--- Entries shown ---

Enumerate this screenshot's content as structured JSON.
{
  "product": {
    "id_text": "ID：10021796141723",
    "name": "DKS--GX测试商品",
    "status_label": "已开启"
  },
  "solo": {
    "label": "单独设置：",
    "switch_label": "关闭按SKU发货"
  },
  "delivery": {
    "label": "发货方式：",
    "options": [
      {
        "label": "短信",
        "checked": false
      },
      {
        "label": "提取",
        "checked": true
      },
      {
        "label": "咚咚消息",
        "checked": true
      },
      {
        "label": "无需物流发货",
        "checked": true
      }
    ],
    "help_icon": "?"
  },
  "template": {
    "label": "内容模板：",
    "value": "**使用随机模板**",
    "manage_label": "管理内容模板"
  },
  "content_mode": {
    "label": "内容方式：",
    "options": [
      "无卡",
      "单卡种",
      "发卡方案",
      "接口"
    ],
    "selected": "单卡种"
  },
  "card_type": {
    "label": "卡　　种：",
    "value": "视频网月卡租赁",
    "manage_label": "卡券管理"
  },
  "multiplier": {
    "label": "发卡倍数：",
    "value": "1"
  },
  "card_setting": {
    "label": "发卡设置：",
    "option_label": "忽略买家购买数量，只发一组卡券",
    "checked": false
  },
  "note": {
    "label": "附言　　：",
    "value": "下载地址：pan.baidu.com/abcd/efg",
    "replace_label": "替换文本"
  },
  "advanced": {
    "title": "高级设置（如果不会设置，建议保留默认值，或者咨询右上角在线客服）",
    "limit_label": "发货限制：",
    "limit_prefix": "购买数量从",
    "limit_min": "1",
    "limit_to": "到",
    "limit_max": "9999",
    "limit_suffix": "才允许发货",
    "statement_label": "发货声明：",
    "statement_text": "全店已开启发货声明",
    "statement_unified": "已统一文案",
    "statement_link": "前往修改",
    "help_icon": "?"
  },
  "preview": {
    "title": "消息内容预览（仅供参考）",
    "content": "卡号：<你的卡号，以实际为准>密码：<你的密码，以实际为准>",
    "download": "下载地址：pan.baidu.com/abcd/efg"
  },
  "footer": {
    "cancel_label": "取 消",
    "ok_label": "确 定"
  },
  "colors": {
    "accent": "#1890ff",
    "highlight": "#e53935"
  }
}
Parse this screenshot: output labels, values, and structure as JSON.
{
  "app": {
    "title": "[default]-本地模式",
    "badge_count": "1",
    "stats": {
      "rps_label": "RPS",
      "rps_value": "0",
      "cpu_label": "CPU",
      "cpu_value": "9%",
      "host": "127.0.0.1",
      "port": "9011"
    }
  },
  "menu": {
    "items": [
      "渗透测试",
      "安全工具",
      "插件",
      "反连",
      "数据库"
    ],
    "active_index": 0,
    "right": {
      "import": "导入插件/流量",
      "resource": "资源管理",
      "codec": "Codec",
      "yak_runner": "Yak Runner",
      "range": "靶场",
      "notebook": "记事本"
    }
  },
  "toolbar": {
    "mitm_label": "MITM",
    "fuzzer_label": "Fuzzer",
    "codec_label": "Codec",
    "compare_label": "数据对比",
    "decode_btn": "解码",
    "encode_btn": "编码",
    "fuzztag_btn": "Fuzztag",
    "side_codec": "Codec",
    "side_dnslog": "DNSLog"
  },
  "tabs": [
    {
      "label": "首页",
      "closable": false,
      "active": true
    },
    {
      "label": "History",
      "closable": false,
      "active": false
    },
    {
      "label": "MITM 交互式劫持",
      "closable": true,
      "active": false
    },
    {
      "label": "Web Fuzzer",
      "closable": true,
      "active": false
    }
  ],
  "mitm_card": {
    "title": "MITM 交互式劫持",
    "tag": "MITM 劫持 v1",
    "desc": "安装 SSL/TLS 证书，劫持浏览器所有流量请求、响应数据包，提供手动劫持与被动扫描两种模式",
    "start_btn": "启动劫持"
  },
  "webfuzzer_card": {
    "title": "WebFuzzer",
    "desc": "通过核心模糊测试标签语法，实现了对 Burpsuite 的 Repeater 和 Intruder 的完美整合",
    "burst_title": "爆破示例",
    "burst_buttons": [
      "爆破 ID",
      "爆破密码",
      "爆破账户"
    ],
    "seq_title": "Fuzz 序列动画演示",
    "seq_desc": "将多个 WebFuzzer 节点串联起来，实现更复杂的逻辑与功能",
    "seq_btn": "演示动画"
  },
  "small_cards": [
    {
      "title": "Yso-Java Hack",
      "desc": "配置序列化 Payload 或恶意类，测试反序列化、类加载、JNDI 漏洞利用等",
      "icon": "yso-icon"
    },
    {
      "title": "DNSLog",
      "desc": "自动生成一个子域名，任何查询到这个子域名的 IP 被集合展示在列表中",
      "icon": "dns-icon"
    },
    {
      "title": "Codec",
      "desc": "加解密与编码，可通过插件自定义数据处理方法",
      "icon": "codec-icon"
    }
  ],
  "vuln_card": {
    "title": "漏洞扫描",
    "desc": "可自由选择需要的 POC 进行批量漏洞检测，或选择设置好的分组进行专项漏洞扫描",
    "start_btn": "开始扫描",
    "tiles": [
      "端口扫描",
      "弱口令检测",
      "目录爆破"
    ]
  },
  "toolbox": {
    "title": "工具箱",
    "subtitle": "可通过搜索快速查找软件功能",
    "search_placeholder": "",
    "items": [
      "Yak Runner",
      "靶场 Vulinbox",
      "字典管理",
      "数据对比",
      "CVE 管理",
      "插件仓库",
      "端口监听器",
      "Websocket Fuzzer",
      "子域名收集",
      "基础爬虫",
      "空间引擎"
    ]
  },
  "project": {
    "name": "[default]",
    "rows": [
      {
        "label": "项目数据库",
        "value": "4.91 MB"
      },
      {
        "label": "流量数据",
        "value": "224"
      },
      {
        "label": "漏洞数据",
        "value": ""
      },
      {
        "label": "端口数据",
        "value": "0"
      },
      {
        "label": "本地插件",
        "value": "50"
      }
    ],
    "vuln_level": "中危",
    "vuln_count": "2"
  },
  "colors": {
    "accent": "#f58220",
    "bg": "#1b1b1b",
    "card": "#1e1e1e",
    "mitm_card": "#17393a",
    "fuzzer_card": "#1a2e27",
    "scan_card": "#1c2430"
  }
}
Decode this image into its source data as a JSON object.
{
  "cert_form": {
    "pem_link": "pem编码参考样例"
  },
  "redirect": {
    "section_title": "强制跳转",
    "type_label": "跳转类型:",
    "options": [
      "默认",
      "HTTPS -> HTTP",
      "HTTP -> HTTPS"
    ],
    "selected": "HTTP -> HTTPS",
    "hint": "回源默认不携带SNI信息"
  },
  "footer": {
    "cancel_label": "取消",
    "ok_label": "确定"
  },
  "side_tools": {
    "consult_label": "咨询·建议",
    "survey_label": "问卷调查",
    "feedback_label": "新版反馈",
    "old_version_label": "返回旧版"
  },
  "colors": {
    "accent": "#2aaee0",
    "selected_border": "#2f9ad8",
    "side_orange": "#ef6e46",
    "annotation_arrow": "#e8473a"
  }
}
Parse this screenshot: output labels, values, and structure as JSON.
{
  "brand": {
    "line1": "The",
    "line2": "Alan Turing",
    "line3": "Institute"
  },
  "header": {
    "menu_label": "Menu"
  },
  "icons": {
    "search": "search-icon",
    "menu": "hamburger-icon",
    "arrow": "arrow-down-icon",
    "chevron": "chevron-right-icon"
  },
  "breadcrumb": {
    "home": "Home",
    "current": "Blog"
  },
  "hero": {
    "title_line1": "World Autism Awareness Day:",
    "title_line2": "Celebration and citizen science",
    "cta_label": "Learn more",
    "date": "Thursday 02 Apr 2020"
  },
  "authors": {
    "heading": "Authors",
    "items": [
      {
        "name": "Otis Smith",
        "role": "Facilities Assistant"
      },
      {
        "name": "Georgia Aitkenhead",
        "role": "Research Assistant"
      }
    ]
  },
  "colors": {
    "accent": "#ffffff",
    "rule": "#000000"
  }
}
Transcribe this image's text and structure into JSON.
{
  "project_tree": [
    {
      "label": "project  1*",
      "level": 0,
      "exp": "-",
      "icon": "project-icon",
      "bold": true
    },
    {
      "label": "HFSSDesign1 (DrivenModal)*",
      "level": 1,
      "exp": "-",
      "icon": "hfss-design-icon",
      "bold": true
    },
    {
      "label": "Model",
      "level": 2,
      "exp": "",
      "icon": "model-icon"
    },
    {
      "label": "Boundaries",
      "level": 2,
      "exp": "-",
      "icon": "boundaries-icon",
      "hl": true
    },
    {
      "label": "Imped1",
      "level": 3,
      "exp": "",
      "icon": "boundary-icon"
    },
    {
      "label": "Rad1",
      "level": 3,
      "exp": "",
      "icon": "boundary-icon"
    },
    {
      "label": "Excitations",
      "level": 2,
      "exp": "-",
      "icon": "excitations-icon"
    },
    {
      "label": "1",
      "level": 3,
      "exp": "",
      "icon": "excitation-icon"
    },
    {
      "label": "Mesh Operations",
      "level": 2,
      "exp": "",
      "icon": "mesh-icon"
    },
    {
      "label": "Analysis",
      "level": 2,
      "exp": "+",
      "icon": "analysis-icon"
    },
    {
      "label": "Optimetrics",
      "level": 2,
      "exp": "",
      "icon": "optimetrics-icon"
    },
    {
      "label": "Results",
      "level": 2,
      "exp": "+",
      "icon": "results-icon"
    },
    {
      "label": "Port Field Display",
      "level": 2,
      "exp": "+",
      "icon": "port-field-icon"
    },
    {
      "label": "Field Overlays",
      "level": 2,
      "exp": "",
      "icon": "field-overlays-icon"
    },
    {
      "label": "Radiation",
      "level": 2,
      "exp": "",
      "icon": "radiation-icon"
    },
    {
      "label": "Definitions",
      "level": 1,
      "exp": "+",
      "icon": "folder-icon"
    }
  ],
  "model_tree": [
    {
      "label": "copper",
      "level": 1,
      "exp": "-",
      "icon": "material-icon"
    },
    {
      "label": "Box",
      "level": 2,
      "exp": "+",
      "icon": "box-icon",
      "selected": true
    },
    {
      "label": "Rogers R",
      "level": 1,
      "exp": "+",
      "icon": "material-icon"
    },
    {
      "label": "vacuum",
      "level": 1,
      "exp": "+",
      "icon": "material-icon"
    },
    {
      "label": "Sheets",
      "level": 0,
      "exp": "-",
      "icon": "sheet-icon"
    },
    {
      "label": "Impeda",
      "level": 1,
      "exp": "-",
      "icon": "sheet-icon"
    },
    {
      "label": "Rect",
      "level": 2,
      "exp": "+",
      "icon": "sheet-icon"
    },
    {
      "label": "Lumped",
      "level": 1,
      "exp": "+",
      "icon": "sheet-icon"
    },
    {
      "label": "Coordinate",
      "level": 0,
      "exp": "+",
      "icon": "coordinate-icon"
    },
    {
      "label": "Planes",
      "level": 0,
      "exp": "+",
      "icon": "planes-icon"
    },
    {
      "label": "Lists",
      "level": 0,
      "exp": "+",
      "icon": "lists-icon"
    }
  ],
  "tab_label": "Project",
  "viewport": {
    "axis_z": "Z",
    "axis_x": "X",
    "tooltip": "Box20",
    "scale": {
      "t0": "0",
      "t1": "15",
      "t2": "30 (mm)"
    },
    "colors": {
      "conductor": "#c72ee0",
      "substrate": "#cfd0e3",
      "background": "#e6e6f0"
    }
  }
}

---

**Aim of the exercise**. Select every line above that contains the word "into", and copy it.

**Output for this task**.
Decode this image into its source data as a JSON object.
Transcribe this image's text and structure into JSON.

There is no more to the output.